Source extract:
BEGIN

Adverse effect CNS and peripheral effects, skin rashes, dyskinesia, ataxia, twitching, impaired speech, micturition difficulties. Fatigue, dizziness, at higher doses, restlessness, agitation, anxiety, confusion.

Nursing responsibilities -Assess for Parkinsonism, EPS. -Assess for mental Status . -Assess patient response if anticholinergics are given. -Assess for tolerance over long term therapy, dosage may have to be increased or changed . -Avoid activities that require alertness, may cause dizziness, drowsiness and blurring of vision.

END

Task requirements:
Summarize the adverse-effect and nursing notes above in two sentences.

[Stored data entries]
BEGIN

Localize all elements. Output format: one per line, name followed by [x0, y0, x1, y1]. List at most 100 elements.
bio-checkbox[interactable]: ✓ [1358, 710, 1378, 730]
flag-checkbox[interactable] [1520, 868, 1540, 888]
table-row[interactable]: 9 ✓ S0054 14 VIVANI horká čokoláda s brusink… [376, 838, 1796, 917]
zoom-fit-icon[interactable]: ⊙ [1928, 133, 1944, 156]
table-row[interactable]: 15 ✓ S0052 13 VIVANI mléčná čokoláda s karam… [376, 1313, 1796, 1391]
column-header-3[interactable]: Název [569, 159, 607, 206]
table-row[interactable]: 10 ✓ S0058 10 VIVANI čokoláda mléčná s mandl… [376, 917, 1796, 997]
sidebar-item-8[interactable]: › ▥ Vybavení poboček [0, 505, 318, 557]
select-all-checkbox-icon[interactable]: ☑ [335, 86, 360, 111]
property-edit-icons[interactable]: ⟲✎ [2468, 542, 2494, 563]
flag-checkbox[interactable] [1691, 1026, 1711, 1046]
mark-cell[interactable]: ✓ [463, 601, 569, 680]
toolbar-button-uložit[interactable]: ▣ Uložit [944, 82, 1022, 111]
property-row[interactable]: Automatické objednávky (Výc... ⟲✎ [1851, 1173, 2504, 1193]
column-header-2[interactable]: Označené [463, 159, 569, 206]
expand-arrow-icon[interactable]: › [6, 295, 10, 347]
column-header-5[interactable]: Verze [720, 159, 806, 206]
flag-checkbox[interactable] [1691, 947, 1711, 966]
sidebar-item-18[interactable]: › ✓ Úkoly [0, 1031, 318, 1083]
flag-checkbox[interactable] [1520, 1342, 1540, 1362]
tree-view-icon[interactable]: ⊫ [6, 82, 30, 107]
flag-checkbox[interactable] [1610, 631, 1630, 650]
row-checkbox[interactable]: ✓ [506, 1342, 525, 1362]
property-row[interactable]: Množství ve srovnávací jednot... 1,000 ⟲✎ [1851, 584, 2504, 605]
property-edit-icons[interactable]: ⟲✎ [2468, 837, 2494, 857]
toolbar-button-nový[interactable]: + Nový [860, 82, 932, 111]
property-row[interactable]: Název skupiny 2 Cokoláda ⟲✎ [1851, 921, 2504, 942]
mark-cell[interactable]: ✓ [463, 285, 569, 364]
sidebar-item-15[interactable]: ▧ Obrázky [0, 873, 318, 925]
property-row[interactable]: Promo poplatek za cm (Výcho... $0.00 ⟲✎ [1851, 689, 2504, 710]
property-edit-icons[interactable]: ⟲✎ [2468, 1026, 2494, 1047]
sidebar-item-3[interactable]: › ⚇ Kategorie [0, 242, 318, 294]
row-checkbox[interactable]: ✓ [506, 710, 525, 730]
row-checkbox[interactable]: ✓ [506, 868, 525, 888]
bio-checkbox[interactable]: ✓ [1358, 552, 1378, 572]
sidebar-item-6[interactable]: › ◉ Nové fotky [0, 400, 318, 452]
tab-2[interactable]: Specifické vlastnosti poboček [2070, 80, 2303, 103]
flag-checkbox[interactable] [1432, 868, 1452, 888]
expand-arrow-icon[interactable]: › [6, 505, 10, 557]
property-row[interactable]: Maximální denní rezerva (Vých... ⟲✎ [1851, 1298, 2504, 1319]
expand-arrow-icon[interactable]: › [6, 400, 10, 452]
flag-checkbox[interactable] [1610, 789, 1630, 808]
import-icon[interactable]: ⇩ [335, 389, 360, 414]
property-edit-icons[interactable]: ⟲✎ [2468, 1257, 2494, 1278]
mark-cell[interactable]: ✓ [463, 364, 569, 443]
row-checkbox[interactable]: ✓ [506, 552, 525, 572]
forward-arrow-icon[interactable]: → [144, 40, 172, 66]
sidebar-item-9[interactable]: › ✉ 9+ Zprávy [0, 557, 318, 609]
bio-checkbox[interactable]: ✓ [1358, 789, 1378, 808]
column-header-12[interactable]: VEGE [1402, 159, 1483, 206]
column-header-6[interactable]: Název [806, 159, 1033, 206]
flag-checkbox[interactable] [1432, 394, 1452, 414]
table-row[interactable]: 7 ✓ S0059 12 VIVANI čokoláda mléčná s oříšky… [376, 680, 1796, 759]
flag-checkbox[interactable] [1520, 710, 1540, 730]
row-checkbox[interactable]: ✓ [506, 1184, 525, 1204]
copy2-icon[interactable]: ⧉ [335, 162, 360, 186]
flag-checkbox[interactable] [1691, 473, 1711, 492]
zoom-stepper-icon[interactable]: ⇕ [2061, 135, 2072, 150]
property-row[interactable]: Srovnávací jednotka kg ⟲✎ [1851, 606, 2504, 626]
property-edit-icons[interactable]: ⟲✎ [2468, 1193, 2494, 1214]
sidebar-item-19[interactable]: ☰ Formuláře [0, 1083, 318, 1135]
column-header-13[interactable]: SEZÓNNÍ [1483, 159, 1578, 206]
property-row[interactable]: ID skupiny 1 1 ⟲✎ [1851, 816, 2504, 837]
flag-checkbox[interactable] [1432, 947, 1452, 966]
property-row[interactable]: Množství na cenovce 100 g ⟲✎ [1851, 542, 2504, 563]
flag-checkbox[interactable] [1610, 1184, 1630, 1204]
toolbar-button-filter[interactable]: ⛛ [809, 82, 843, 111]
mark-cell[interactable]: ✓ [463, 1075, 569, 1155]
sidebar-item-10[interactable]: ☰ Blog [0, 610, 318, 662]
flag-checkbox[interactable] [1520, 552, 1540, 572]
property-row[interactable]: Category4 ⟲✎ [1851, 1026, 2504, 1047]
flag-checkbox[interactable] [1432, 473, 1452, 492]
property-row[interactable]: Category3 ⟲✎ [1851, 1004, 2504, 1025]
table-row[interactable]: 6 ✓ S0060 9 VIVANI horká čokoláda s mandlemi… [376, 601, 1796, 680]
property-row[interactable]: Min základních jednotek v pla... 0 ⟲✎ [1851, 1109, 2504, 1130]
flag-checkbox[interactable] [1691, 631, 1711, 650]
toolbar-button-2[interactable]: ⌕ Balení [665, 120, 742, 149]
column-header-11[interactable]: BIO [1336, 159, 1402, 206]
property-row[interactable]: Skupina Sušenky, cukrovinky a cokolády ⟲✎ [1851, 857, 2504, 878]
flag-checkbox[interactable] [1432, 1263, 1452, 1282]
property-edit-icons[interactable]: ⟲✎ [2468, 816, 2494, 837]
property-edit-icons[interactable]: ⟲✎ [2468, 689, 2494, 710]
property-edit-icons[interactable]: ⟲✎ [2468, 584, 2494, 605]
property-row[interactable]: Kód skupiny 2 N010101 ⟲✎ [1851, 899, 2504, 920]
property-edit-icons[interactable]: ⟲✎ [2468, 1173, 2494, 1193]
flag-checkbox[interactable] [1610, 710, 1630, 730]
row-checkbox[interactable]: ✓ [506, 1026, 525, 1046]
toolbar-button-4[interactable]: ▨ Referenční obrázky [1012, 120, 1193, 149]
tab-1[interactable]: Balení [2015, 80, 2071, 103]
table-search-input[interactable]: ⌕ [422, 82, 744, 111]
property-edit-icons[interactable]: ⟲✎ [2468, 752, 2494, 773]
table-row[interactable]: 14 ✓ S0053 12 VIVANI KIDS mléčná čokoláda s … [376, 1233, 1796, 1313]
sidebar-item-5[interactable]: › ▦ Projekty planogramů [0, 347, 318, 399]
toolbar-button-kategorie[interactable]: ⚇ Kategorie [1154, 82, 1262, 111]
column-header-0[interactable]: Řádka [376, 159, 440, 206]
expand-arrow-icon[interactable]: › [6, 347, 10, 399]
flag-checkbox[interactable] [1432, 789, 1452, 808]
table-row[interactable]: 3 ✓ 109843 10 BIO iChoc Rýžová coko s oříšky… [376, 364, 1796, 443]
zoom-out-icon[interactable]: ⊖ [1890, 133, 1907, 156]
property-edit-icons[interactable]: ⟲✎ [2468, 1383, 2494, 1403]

END

Answer below:
Adverse effects include CNS and peripheral effects such as skin rashes, dyskinesia, ataxia, twitching, impaired speech, micturition difficulties, fatigue, and dizziness, with restlessness, agitation, anxiety, and confusion at higher doses. Nursing responsibilities are to assess for Parkinsonism, EPS, mental status, the patient's response if anticholinergics are given, and tolerance over long-term therapy, where the dosage may need to be increased or changed, and to avoid activities that require alertness, since dizziness, drowsiness, and blurred vision may occur.